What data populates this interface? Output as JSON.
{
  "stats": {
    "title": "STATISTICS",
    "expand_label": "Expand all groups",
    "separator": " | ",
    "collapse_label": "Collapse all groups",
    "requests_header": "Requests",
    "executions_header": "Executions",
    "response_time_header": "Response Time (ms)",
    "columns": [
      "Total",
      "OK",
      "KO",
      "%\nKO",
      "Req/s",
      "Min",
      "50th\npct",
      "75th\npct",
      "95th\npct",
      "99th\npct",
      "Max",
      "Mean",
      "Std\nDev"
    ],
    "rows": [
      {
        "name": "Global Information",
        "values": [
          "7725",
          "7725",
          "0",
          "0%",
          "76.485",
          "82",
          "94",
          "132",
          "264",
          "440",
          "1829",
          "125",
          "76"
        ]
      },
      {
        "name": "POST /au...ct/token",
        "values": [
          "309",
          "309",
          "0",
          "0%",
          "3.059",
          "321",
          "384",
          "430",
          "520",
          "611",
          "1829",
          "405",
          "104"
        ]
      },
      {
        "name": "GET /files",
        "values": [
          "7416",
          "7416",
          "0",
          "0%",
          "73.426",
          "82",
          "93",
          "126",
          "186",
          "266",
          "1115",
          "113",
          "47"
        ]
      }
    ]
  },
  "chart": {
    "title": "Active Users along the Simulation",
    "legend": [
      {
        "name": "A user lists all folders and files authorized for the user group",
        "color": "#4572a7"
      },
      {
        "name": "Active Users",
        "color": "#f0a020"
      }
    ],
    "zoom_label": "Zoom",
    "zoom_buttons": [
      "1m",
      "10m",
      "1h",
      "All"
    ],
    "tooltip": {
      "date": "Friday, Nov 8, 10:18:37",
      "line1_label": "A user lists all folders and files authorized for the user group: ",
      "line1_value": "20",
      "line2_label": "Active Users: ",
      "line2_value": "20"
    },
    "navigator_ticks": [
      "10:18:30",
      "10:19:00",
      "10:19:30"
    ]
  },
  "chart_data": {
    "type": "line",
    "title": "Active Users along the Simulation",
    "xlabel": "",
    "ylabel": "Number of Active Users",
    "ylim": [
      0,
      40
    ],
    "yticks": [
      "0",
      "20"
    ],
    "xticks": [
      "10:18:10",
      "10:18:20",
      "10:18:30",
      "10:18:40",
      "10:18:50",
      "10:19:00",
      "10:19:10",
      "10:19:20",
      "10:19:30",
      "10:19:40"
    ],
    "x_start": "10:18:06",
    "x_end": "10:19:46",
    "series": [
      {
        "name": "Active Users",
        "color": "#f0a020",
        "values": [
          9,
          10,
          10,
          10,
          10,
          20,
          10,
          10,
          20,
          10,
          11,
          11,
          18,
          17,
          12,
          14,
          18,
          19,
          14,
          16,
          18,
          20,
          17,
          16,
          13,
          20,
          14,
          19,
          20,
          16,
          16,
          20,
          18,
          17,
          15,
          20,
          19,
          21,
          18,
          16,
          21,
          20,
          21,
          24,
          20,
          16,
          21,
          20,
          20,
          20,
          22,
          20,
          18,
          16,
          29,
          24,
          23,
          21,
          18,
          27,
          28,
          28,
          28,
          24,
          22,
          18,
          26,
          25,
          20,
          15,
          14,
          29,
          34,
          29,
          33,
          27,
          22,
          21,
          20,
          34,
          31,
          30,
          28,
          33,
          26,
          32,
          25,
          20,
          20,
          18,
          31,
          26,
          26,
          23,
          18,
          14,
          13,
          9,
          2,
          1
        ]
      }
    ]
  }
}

* _Direction_
Give the entries once more, exactly as they appear.

* _Answer to the problem_
What data populates this interface? Output as JSON.
{
  "stats": {
    "title": "STATISTICS",
    "expand_label": "Expand all groups",
    "separator": " | ",
    "collapse_label": "Collapse all groups",
    "requests_header": "Requests",
    "executions_header": "Executions",
    "response_time_header": "Response Time (ms)",
    "columns": [
      "Total",
      "OK",
      "KO",
      "%\nKO",
      "Req/s",
      "Min",
      "50th\npct",
      "75th\npct",
      "95th\npct",
      "99th\npct",
      "Max",
      "Mean",
      "Std\nDev"
    ],
    "rows": [
      {
        "name": "Global Information",
        "values": [
          "7725",
          "7725",
          "0",
          "0%",
          "76.485",
          "82",
          "94",
          "132",
          "264",
          "440",
          "1829",
          "125",
          "76"
        ]
      },
      {
        "name": "POST /au...ct/token",
        "values": [
          "309",
          "309",
          "0",
          "0%",
          "3.059",
          "321",
          "384",
          "430",
          "520",
          "611",
          "1829",
          "405",
          "104"
        ]
      },
      {
        "name": "GET /files",
        "values": [
          "7416",
          "7416",
          "0",
          "0%",
          "73.426",
          "82",
          "93",
          "126",
          "186",
          "266",
          "1115",
          "113",
          "47"
        ]
      }
    ]
  },
  "chart": {
    "title": "Active Users along the Simulation",
    "legend": [
      {
        "name": "A user lists all folders and files authorized for the user group",
        "color": "#4572a7"
      },
      {
        "name": "Active Users",
        "color": "#f0a020"
      }
    ],
    "zoom_label": "Zoom",
    "zoom_buttons": [
      "1m",
      "10m",
      "1h",
      "All"
    ],
    "tooltip": {
      "date": "Friday, Nov 8, 10:18:37",
      "line1_label": "A user lists all folders and files authorized for the user group: ",
      "line1_value": "20",
      "line2_label": "Active Users: ",
      "line2_value": "20"
    },
    "navigator_ticks": [
      "10:18:30",
      "10:19:00",
      "10:19:30"
    ]
  },
  "chart_data": {
    "type": "line",
    "title": "Active Users along the Simulation",
    "xlabel": "",
    "ylabel": "Number of Active Users",
    "ylim": [
      0,
      40
    ],
    "yticks": [
      "0",
      "20"
    ],
    "xticks": [
      "10:18:10",
      "10:18:20",
      "10:18:30",
      "10:18:40",
      "10:18:50",
      "10:19:00",
      "10:19:10",
      "10:19:20",
      "10:19:30",
      "10:19:40"
    ],
    "x_start": "10:18:06",
    "x_end": "10:19:46",
    "series": [
      {
        "name": "Active Users",
        "color": "#f0a020",
        "values": [
          9,
          10,
          10,
          10,
          10,
          20,
          10,
          10,
          20,
          10,
          11,
          11,
          18,
          17,
          12,
          14,
          18,
          19,
          14,
          16,
          18,
          20,
          17,
          16,
          13,
          20,
          14,
          19,
          20,
          16,
          16,
          20,
          18,
          17,
          15,
          20,
          19,
          21,
          18,
          16,
          21,
          20,
          21,
          24,
          20,
          16,
          21,
          20,
          20,
          20,
          22,
          20,
          18,
          16,
          29,
          24,
          23,
          21,
          18,
          27,
          28,
          28,
          28,
          24,
          22,
          18,
          26,
          25,
          20,
          15,
          14,
          29,
          34,
          29,
          33,
          27,
          22,
          21,
          20,
          34,
          31,
          30,
          28,
          33,
          26,
          32,
          25,
          20,
          20,
          18,
          31,
          26,
          26,
          23,
          18,
          14,
          13,
          9,
          2,
          1
        ]
      }
    ]
  }
}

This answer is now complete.